(Collected data entries)

_ _ _ _ _ _ _

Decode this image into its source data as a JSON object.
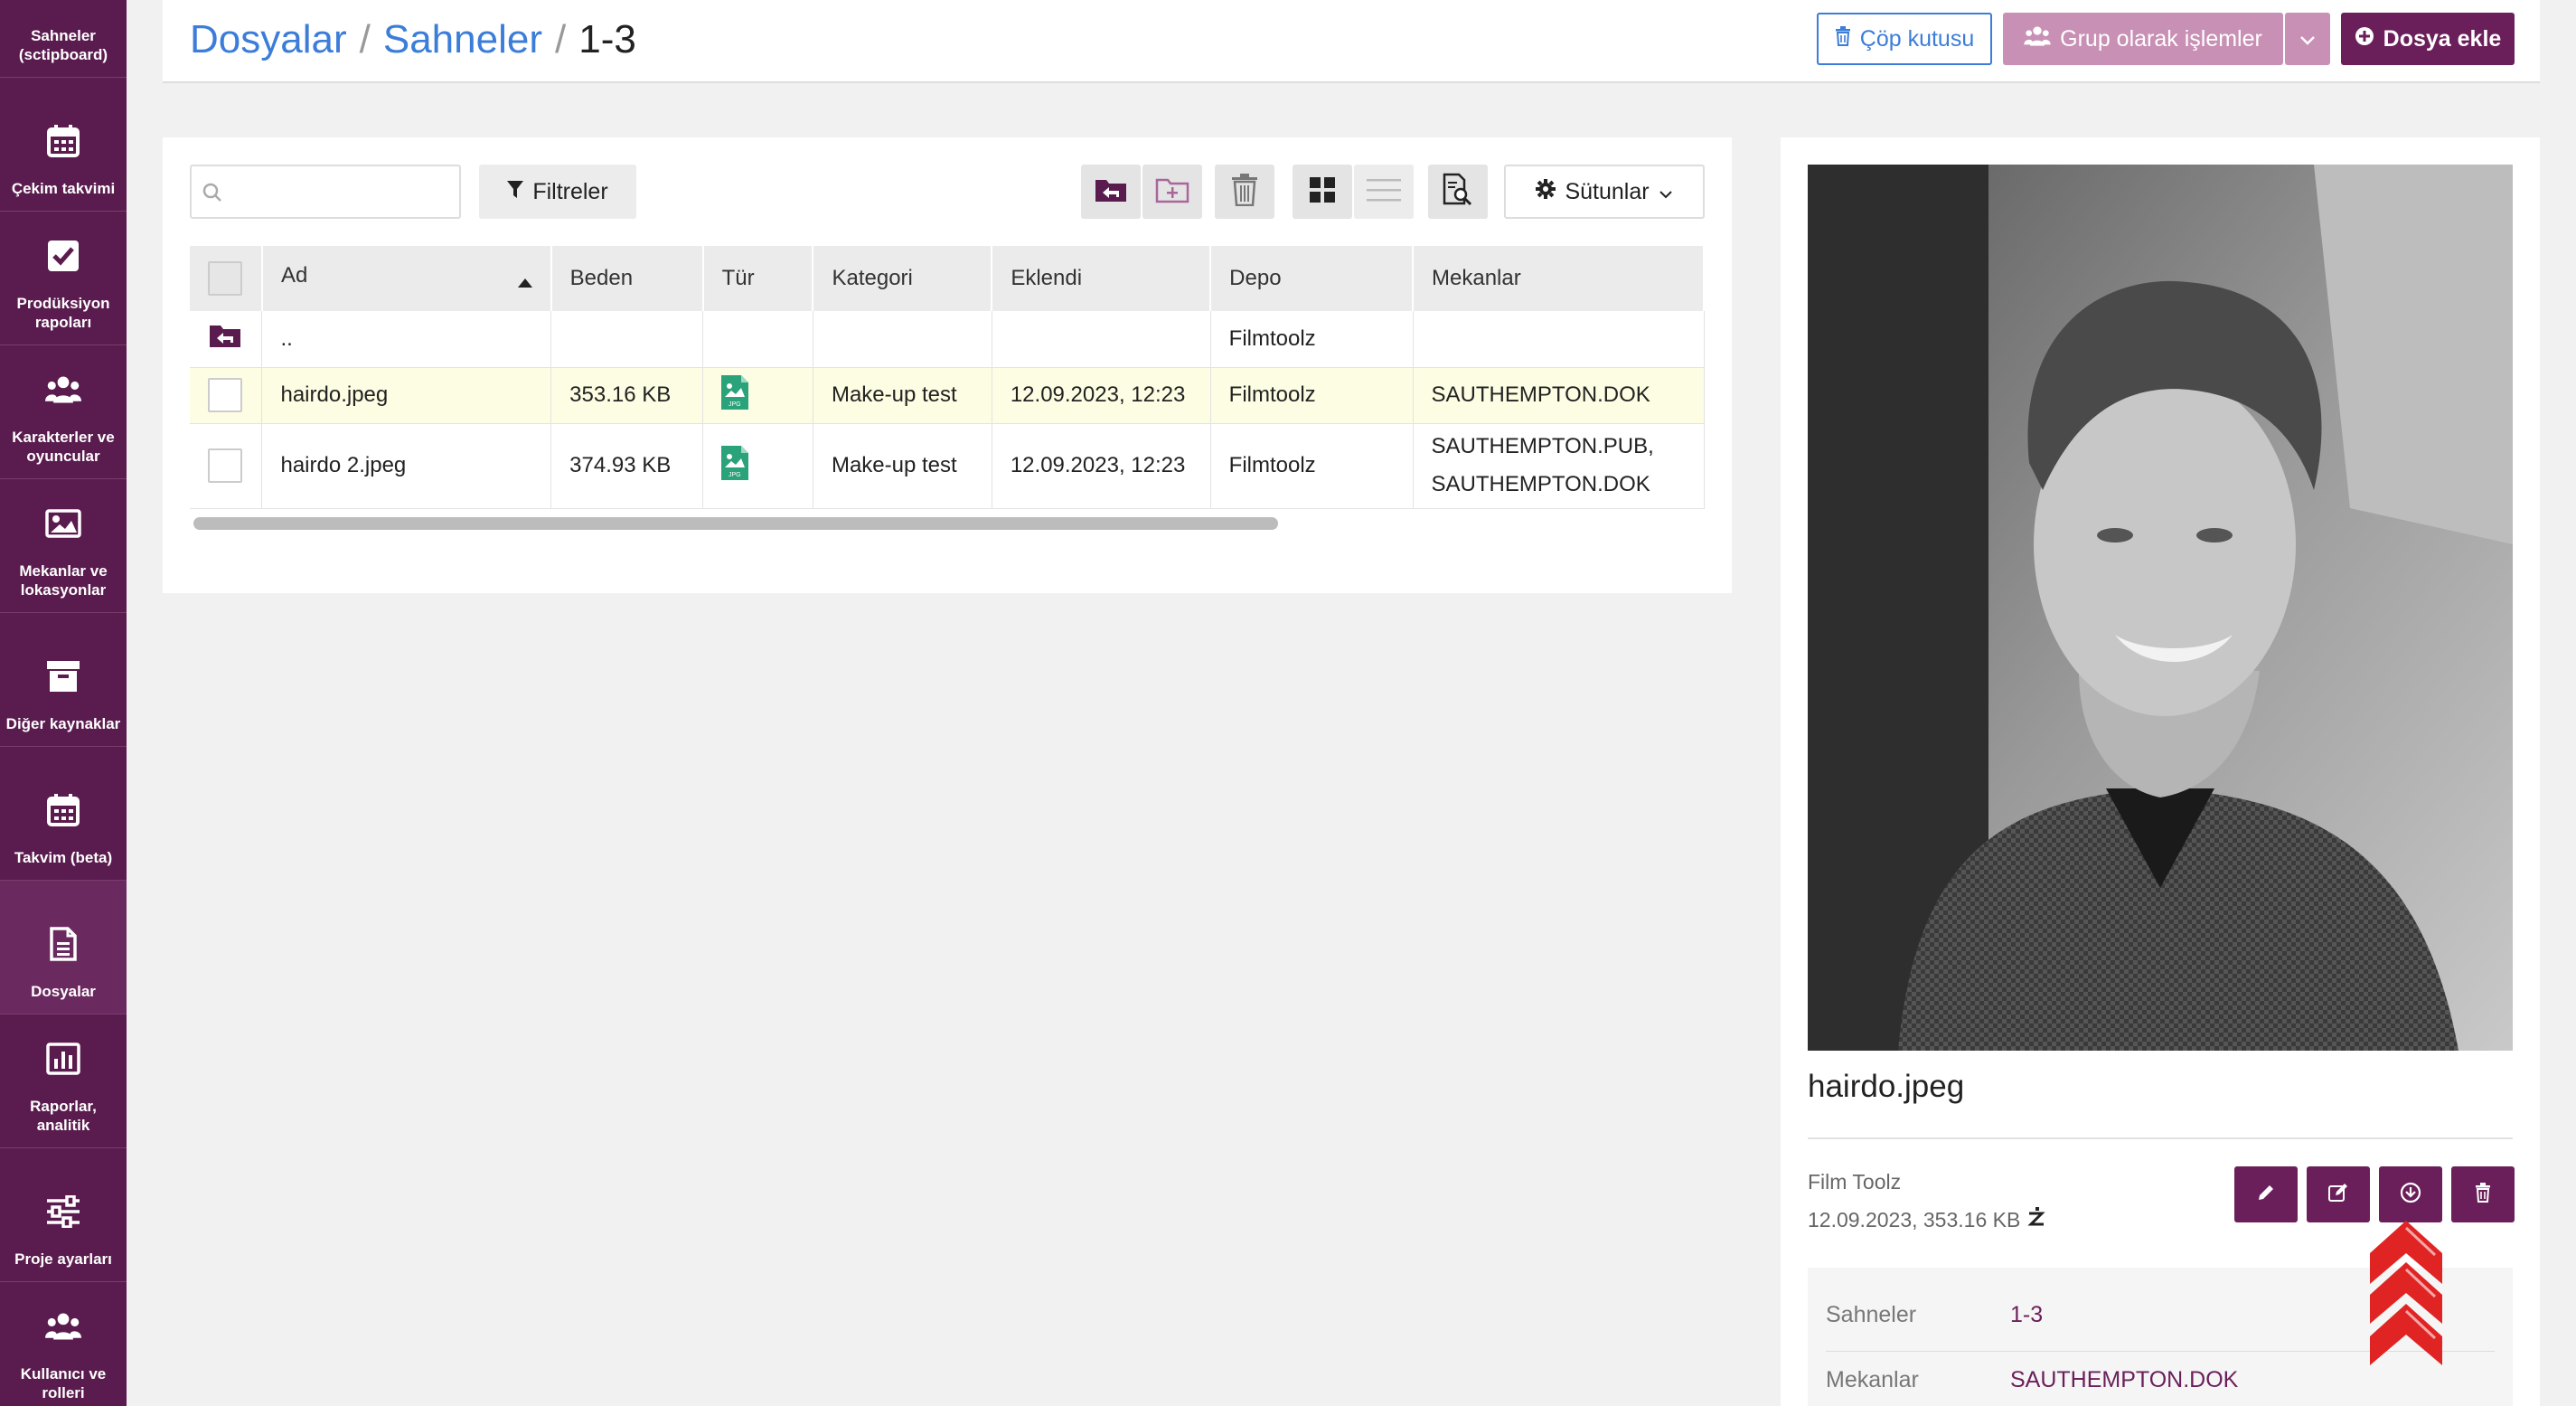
{
  "sidebar": {
    "items": [
      {
        "label": "Sahneler (sctipboard)",
        "icon": "scenes-icon"
      },
      {
        "label": "Çekim takvimi",
        "icon": "calendar-icon"
      },
      {
        "label": "Prodüksiyon rapoları",
        "icon": "checkbox-icon"
      },
      {
        "label": "Karakterler ve oyuncular",
        "icon": "users-icon"
      },
      {
        "label": "Mekanlar ve lokasyonlar",
        "icon": "image-icon"
      },
      {
        "label": "Diğer kaynaklar",
        "icon": "archive-icon"
      },
      {
        "label": "Takvim (beta)",
        "icon": "calendar-icon"
      },
      {
        "label": "Dosyalar",
        "icon": "file-icon"
      },
      {
        "label": "Raporlar, analitik",
        "icon": "bar-chart-icon"
      },
      {
        "label": "Proje ayarları",
        "icon": "sliders-icon"
      },
      {
        "label": "Kullanıcı ve rolleri",
        "icon": "users-icon"
      }
    ]
  },
  "header": {
    "breadcrumb": [
      "Dosyalar",
      "Sahneler",
      "1-3"
    ],
    "separator": "/",
    "trash_label": "Çöp kutusu",
    "group_label": "Grup olarak işlemler",
    "add_label": "Dosya ekle"
  },
  "toolbar": {
    "search_placeholder": "",
    "filters_label": "Filtreler",
    "columns_label": "Sütunlar"
  },
  "table": {
    "headers": [
      "Ad",
      "Beden",
      "Tür",
      "Kategori",
      "Eklendi",
      "Depo",
      "Mekanlar"
    ],
    "parent_row": {
      "name": "..",
      "depo": "Filmtoolz"
    },
    "rows": [
      {
        "name": "hairdo.jpeg",
        "size": "353.16 KB",
        "type": "JPG",
        "category": "Make-up test",
        "added": "12.09.2023, 12:23",
        "depo": "Filmtoolz",
        "locations": [
          "SAUTHEMPTON.DOK"
        ]
      },
      {
        "name": "hairdo 2.jpeg",
        "size": "374.93 KB",
        "type": "JPG",
        "category": "Make-up test",
        "added": "12.09.2023, 12:23",
        "depo": "Filmtoolz",
        "locations": [
          "SAUTHEMPTON.PUB,",
          "SAUTHEMPTON.DOK"
        ]
      }
    ]
  },
  "preview": {
    "file_name": "hairdo.jpeg",
    "source": "Film Toolz",
    "date_size": "12.09.2023, 353.16 KB",
    "info": [
      {
        "key": "Sahneler",
        "value": "1-3"
      },
      {
        "key": "Mekanlar",
        "value": "SAUTHEMPTON.DOK"
      }
    ]
  },
  "colors": {
    "sidebar": "#5a1c4e",
    "accent": "#6b1f5a",
    "link": "#3b7dd8",
    "arrow_overlay": "#e02424"
  }
}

_ _ _ _ _ _ _

Your goal |
From the records above, copy every line that holds the word "image".

The result |
Decode this image into its source data as a JSON object.
        "icon": "image-icon"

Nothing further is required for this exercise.